WRITTEN PROBLEM ->
Quote every line below exactly as it reads.

DATA TO USE ->

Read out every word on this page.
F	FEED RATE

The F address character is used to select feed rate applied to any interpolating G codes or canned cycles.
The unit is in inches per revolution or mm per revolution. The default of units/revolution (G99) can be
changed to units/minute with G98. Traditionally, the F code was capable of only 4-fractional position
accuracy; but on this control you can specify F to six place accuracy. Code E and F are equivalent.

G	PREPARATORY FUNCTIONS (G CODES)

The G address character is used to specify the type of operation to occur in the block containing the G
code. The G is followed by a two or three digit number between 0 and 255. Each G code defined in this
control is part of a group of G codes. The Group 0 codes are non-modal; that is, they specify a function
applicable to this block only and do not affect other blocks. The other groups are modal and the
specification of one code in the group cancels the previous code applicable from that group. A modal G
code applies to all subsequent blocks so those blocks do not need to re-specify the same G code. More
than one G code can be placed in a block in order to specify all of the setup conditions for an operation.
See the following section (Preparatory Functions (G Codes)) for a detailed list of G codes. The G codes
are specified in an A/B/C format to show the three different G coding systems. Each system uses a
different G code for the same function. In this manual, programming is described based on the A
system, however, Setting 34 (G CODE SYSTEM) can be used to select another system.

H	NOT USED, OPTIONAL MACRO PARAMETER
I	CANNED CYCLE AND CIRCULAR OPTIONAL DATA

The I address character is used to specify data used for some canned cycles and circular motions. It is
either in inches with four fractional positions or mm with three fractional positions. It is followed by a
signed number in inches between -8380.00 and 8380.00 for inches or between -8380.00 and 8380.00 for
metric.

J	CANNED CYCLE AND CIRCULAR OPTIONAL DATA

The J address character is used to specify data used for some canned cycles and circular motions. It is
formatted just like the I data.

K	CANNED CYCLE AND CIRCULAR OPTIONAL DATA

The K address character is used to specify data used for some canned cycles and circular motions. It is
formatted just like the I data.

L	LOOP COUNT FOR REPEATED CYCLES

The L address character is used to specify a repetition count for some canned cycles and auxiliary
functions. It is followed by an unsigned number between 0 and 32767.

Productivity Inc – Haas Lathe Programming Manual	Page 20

SOLUTION FOR THIS PROBLEM ->
Read out every word on this page.
F	FEED RATE

The F address character is used to select feed rate applied to any interpolating G codes or canned cycles.
The unit is in inches per revolution or mm per revolution. The default of units/revolution (G99) can be
changed to units/minute with G98. Traditionally, the F code was capable of only 4-fractional position
accuracy; but on this control you can specify F to six place accuracy. Code E and F are equivalent.

G	PREPARATORY FUNCTIONS (G CODES)

The G address character is used to specify the type of operation to occur in the block containing the G
code. The G is followed by a two or three digit number between 0 and 255. Each G code defined in this
control is part of a group of G codes. The Group 0 codes are non-modal; that is, they specify a function
applicable to this block only and do not affect other blocks. The other groups are modal and the
specification of one code in the group cancels the previous code applicable from that group. A modal G
code applies to all subsequent blocks so those blocks do not need to re-specify the same G code. More
than one G code can be placed in a block in order to specify all of the setup conditions for an operation.
See the following section (Preparatory Functions (G Codes)) for a detailed list of G codes. The G codes
are specified in an A/B/C format to show the three different G coding systems. Each system uses a
different G code for the same function. In this manual, programming is described based on the A
system, however, Setting 34 (G CODE SYSTEM) can be used to select another system.

H	NOT USED, OPTIONAL MACRO PARAMETER
I	CANNED CYCLE AND CIRCULAR OPTIONAL DATA

The I address character is used to specify data used for some canned cycles and circular motions. It is
either in inches with four fractional positions or mm with three fractional positions. It is followed by a
signed number in inches between -8380.00 and 8380.00 for inches or between -8380.00 and 8380.00 for
metric.

J	CANNED CYCLE AND CIRCULAR OPTIONAL DATA

The J address character is used to specify data used for some canned cycles and circular motions. It is
formatted just like the I data.

K	CANNED CYCLE AND CIRCULAR OPTIONAL DATA

The K address character is used to specify data used for some canned cycles and circular motions. It is
formatted just like the I data.

L	LOOP COUNT FOR REPEATED CYCLES

The L address character is used to specify a repetition count for some canned cycles and auxiliary
functions. It is followed by an unsigned number between 0 and 32767.

Productivity Inc – Haas Lathe Programming Manual	Page 20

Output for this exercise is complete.